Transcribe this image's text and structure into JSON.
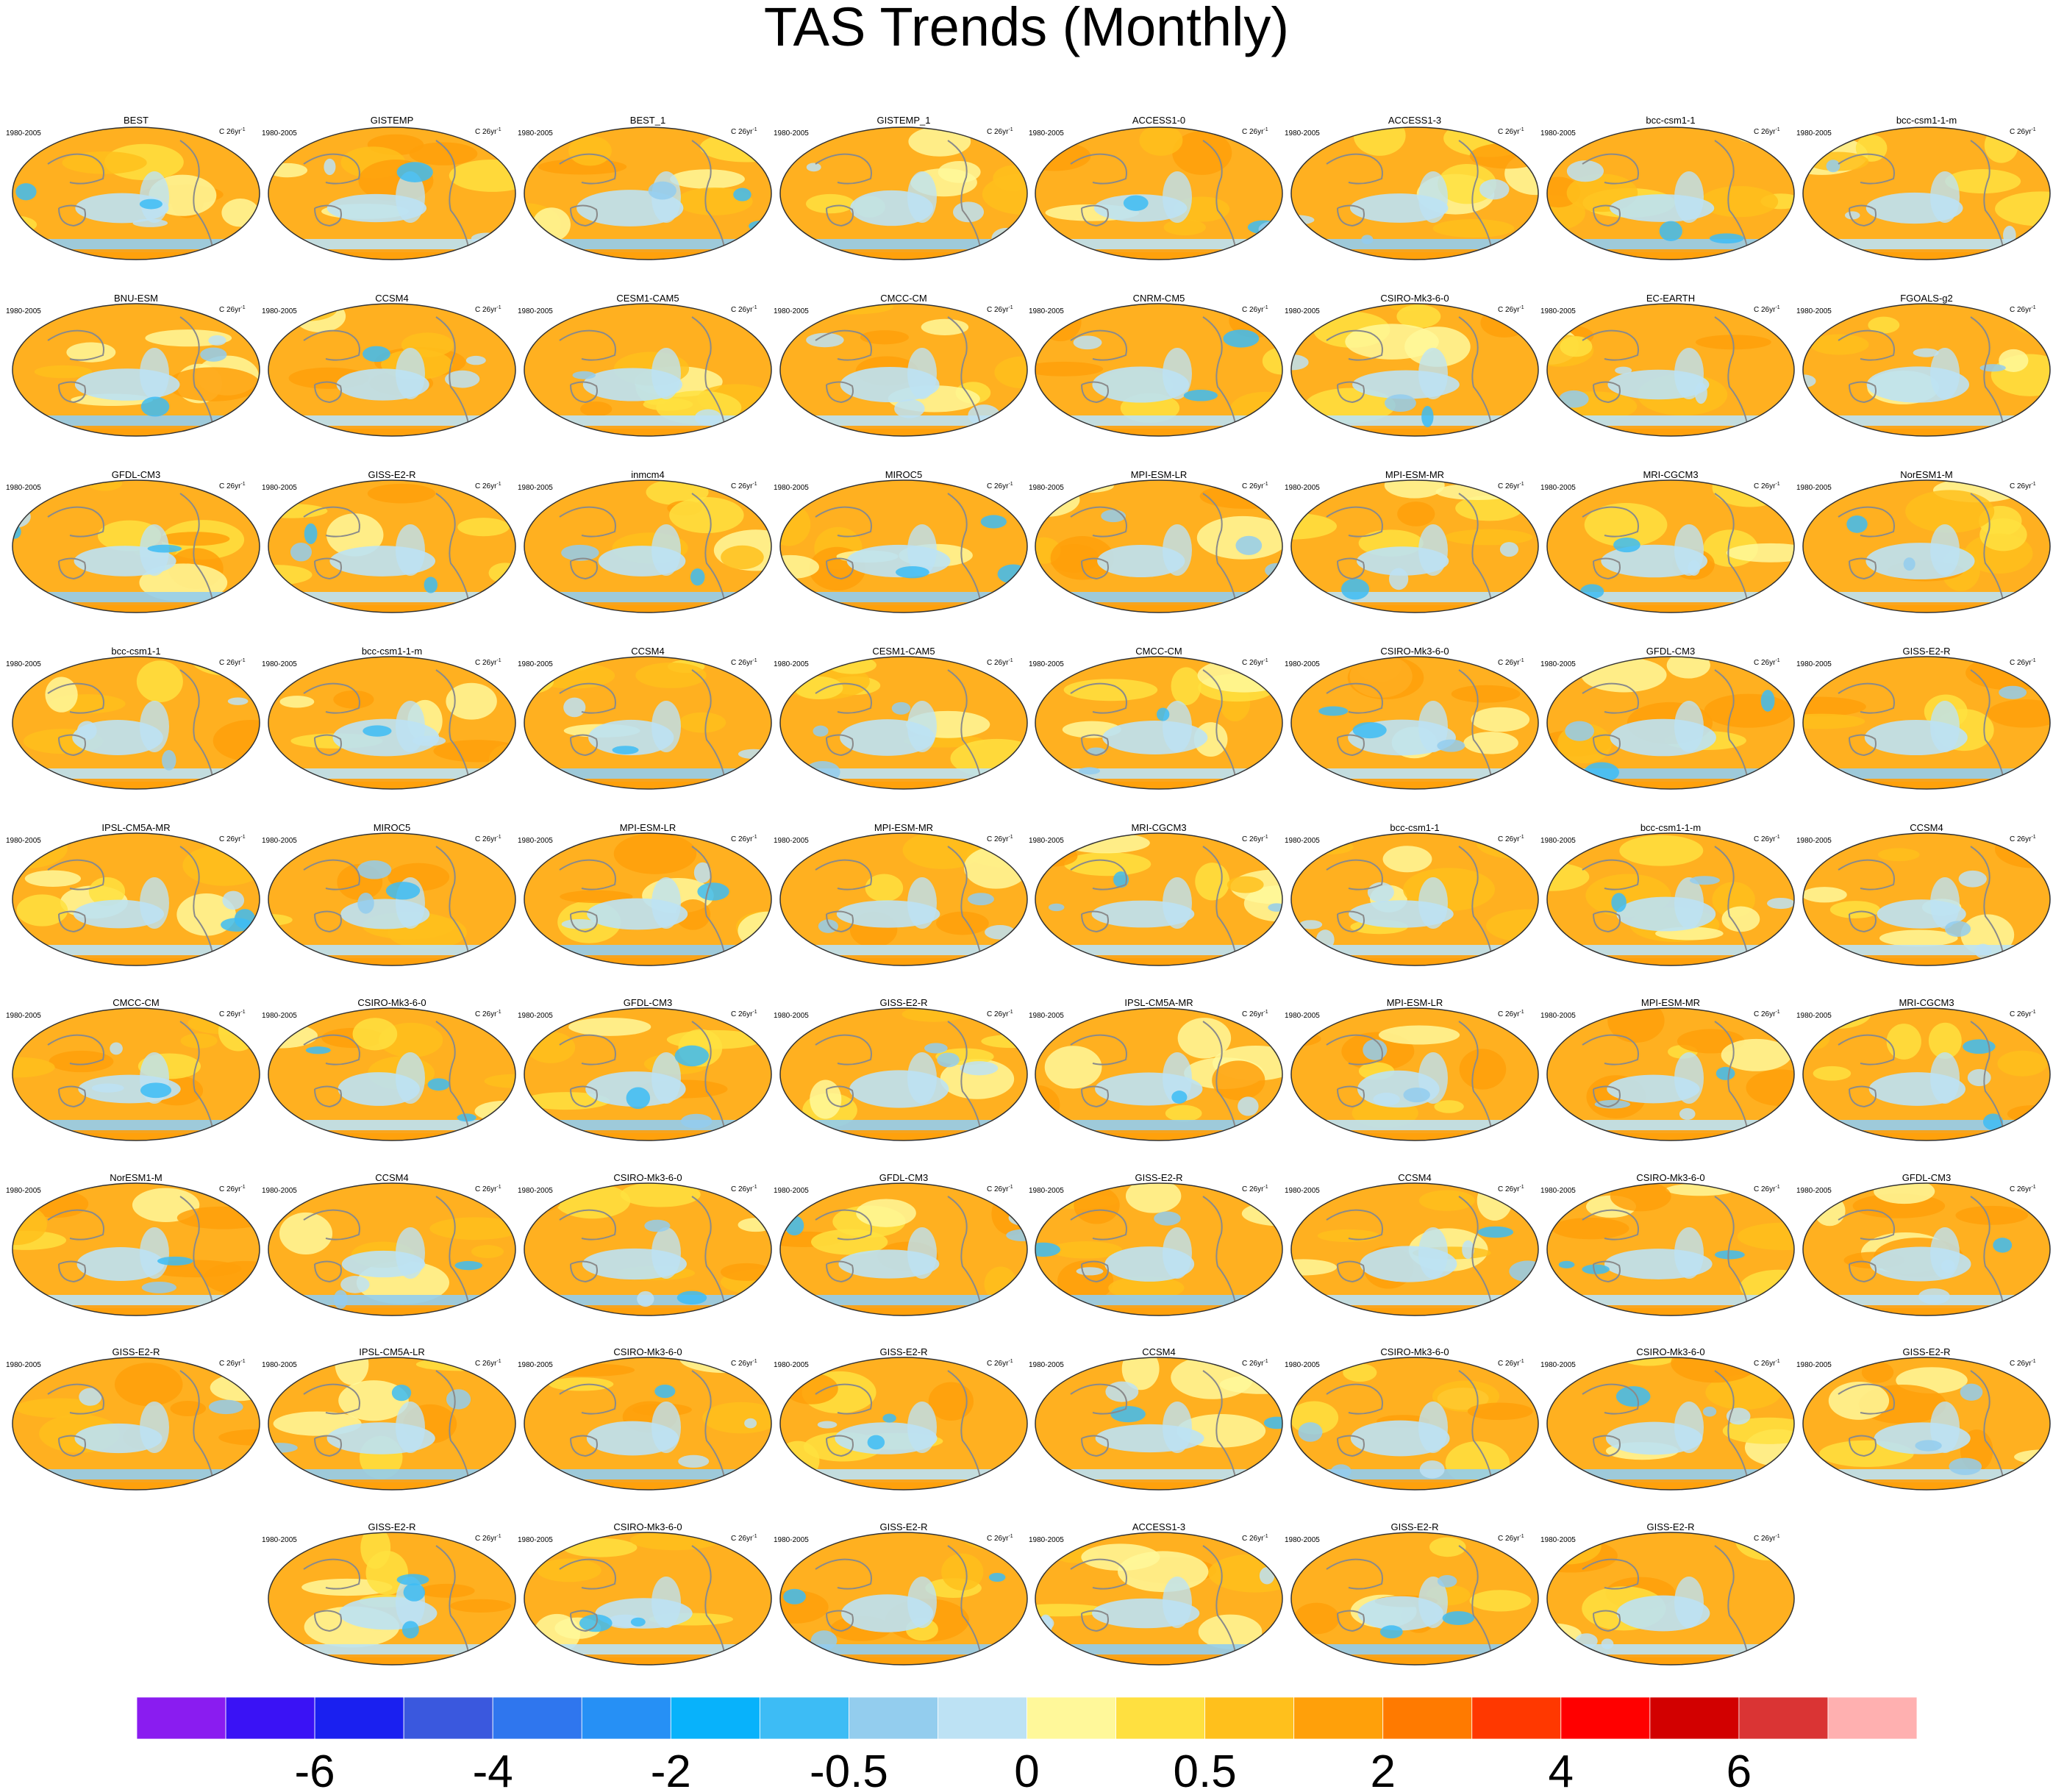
{
  "chart_data": {
    "type": "heatmap",
    "title": "TAS Trends (Monthly)",
    "panel_period": "1980-2005",
    "panel_units": "C 26yr",
    "panel_units_sup": "-1",
    "panels": [
      "BEST",
      "GISTEMP",
      "BEST_1",
      "GISTEMP_1",
      "ACCESS1-0",
      "ACCESS1-3",
      "bcc-csm1-1",
      "bcc-csm1-1-m",
      "BNU-ESM",
      "CCSM4",
      "CESM1-CAM5",
      "CMCC-CM",
      "CNRM-CM5",
      "CSIRO-Mk3-6-0",
      "EC-EARTH",
      "FGOALS-g2",
      "GFDL-CM3",
      "GISS-E2-R",
      "inmcm4",
      "MIROC5",
      "MPI-ESM-LR",
      "MPI-ESM-MR",
      "MRI-CGCM3",
      "NorESM1-M",
      "bcc-csm1-1",
      "bcc-csm1-1-m",
      "CCSM4",
      "CESM1-CAM5",
      "CMCC-CM",
      "CSIRO-Mk3-6-0",
      "GFDL-CM3",
      "GISS-E2-R",
      "IPSL-CM5A-MR",
      "MIROC5",
      "MPI-ESM-LR",
      "MPI-ESM-MR",
      "MRI-CGCM3",
      "bcc-csm1-1",
      "bcc-csm1-1-m",
      "CCSM4",
      "CMCC-CM",
      "CSIRO-Mk3-6-0",
      "GFDL-CM3",
      "GISS-E2-R",
      "IPSL-CM5A-MR",
      "MPI-ESM-LR",
      "MPI-ESM-MR",
      "MRI-CGCM3",
      "NorESM1-M",
      "CCSM4",
      "CSIRO-Mk3-6-0",
      "GFDL-CM3",
      "GISS-E2-R",
      "CCSM4",
      "CSIRO-Mk3-6-0",
      "GFDL-CM3",
      "GISS-E2-R",
      "IPSL-CM5A-LR",
      "CSIRO-Mk3-6-0",
      "GISS-E2-R",
      "CCSM4",
      "CSIRO-Mk3-6-0",
      "CSIRO-Mk3-6-0",
      "GISS-E2-R",
      "GISS-E2-R",
      "CSIRO-Mk3-6-0",
      "GISS-E2-R",
      "ACCESS1-3",
      "GISS-E2-R",
      "GISS-E2-R"
    ],
    "colorbar": {
      "colors": [
        "#8a1cf0",
        "#3a12f5",
        "#1a20f0",
        "#3a58de",
        "#2f76ee",
        "#2690f5",
        "#08b2fb",
        "#3dbcf5",
        "#93cdee",
        "#bde2f4",
        "#fff89a",
        "#ffe040",
        "#ffc01c",
        "#ffa00a",
        "#ff7a00",
        "#ff3800",
        "#ff0000",
        "#d20000",
        "#da3434",
        "#ffb0b0"
      ],
      "tick_labels": [
        "-6",
        "-4",
        "-2",
        "-0.5",
        "0",
        "0.5",
        "2",
        "4",
        "6"
      ]
    }
  }
}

•••

Reproduce each record above by retyping it exactly; omit all images.

RESULT BELOW →
Transcribe this image's text and structure into JSON.
{
  "chart_data": {
    "type": "heatmap",
    "title": "TAS Trends (Monthly)",
    "panel_period": "1980-2005",
    "panel_units": "C 26yr",
    "panel_units_sup": "-1",
    "panels": [
      "BEST",
      "GISTEMP",
      "BEST_1",
      "GISTEMP_1",
      "ACCESS1-0",
      "ACCESS1-3",
      "bcc-csm1-1",
      "bcc-csm1-1-m",
      "BNU-ESM",
      "CCSM4",
      "CESM1-CAM5",
      "CMCC-CM",
      "CNRM-CM5",
      "CSIRO-Mk3-6-0",
      "EC-EARTH",
      "FGOALS-g2",
      "GFDL-CM3",
      "GISS-E2-R",
      "inmcm4",
      "MIROC5",
      "MPI-ESM-LR",
      "MPI-ESM-MR",
      "MRI-CGCM3",
      "NorESM1-M",
      "bcc-csm1-1",
      "bcc-csm1-1-m",
      "CCSM4",
      "CESM1-CAM5",
      "CMCC-CM",
      "CSIRO-Mk3-6-0",
      "GFDL-CM3",
      "GISS-E2-R",
      "IPSL-CM5A-MR",
      "MIROC5",
      "MPI-ESM-LR",
      "MPI-ESM-MR",
      "MRI-CGCM3",
      "bcc-csm1-1",
      "bcc-csm1-1-m",
      "CCSM4",
      "CMCC-CM",
      "CSIRO-Mk3-6-0",
      "GFDL-CM3",
      "GISS-E2-R",
      "IPSL-CM5A-MR",
      "MPI-ESM-LR",
      "MPI-ESM-MR",
      "MRI-CGCM3",
      "NorESM1-M",
      "CCSM4",
      "CSIRO-Mk3-6-0",
      "GFDL-CM3",
      "GISS-E2-R",
      "CCSM4",
      "CSIRO-Mk3-6-0",
      "GFDL-CM3",
      "GISS-E2-R",
      "IPSL-CM5A-LR",
      "CSIRO-Mk3-6-0",
      "GISS-E2-R",
      "CCSM4",
      "CSIRO-Mk3-6-0",
      "CSIRO-Mk3-6-0",
      "GISS-E2-R",
      "GISS-E2-R",
      "CSIRO-Mk3-6-0",
      "GISS-E2-R",
      "ACCESS1-3",
      "GISS-E2-R",
      "GISS-E2-R"
    ],
    "colorbar": {
      "colors": [
        "#8a1cf0",
        "#3a12f5",
        "#1a20f0",
        "#3a58de",
        "#2f76ee",
        "#2690f5",
        "#08b2fb",
        "#3dbcf5",
        "#93cdee",
        "#bde2f4",
        "#fff89a",
        "#ffe040",
        "#ffc01c",
        "#ffa00a",
        "#ff7a00",
        "#ff3800",
        "#ff0000",
        "#d20000",
        "#da3434",
        "#ffb0b0"
      ],
      "tick_labels": [
        "-6",
        "-4",
        "-2",
        "-0.5",
        "0",
        "0.5",
        "2",
        "4",
        "6"
      ]
    }
  }
}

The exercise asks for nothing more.